» **Given request**: State how many lines contain the string "CALIPSO", and write nothing else.

━━ Given entries ━━

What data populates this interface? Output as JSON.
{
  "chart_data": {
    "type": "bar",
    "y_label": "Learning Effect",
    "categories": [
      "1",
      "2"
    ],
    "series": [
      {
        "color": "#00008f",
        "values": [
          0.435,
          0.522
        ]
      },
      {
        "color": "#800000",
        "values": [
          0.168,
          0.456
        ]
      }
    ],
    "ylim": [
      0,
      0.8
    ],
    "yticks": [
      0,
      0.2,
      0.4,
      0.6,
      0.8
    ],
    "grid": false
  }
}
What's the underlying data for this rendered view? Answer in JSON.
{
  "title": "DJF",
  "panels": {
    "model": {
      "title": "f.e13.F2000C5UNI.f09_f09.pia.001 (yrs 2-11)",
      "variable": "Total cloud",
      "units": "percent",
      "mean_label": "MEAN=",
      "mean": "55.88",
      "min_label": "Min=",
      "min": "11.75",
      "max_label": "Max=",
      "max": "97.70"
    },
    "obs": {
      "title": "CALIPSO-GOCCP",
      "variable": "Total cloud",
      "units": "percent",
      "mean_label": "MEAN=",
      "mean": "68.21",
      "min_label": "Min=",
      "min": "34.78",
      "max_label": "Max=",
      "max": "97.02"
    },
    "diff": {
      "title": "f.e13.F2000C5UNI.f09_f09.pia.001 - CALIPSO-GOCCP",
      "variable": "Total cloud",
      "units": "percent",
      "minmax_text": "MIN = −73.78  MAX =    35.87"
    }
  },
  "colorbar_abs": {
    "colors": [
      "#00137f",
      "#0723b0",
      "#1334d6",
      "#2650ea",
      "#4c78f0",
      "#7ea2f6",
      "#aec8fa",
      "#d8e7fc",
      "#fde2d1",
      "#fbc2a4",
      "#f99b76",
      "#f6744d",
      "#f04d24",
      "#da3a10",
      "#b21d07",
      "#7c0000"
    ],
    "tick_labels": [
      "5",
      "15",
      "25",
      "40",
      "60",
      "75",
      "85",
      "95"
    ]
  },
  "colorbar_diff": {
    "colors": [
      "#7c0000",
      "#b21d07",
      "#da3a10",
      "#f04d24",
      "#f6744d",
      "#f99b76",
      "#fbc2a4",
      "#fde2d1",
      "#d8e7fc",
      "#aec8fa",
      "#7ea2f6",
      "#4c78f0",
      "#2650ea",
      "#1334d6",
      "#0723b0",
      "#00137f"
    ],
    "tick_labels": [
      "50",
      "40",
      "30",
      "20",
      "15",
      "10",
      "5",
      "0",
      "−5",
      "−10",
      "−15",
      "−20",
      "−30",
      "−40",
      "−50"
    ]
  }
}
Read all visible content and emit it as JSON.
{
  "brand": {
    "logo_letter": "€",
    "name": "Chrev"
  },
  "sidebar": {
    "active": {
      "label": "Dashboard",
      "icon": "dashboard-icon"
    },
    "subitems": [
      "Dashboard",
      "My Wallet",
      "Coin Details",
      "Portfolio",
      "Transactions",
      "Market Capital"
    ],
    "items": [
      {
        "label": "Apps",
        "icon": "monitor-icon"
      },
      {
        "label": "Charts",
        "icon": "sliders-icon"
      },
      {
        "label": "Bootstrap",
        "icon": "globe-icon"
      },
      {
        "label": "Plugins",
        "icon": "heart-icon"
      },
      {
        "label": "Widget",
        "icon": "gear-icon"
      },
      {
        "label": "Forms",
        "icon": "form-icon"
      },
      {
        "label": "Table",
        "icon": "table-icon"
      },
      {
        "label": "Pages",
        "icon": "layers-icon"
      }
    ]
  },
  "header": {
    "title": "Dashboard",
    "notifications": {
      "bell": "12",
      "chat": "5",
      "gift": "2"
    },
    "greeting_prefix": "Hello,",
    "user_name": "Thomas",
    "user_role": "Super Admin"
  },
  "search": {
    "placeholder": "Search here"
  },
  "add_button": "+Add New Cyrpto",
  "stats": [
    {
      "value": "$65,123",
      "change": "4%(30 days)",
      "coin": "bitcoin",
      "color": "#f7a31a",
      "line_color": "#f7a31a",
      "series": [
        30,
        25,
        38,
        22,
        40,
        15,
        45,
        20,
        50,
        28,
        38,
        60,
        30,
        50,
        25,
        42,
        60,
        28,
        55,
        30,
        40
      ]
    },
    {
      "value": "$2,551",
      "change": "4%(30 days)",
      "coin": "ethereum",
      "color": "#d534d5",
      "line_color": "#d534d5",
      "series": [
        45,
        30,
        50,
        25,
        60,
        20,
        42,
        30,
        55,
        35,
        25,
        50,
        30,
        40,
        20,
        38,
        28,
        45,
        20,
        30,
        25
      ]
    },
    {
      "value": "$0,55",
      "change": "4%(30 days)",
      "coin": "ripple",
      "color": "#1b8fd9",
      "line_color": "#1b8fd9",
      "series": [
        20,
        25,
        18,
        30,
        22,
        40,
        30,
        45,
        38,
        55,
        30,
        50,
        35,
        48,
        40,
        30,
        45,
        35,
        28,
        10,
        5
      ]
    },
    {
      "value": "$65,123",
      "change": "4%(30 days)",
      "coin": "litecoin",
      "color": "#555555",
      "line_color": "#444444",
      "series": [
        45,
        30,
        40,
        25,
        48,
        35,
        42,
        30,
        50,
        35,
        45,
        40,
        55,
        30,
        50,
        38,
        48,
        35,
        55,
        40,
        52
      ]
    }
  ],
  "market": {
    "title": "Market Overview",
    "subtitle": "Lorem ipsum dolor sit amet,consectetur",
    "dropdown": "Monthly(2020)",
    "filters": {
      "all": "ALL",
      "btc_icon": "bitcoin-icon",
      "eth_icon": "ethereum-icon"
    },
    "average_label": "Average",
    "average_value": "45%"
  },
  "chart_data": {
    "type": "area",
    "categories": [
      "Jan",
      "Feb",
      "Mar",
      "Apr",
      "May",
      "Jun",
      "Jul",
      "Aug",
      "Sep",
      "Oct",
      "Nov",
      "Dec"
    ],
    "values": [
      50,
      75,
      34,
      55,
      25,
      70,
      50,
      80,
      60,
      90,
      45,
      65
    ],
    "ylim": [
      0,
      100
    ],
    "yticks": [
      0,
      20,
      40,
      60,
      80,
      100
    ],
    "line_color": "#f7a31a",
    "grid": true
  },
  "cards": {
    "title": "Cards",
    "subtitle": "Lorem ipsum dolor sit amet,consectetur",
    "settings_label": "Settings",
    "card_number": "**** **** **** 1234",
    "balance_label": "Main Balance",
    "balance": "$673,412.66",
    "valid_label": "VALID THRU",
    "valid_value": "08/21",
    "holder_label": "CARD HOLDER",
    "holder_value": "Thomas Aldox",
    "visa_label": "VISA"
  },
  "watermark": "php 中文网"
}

━━━

» **In response**: 2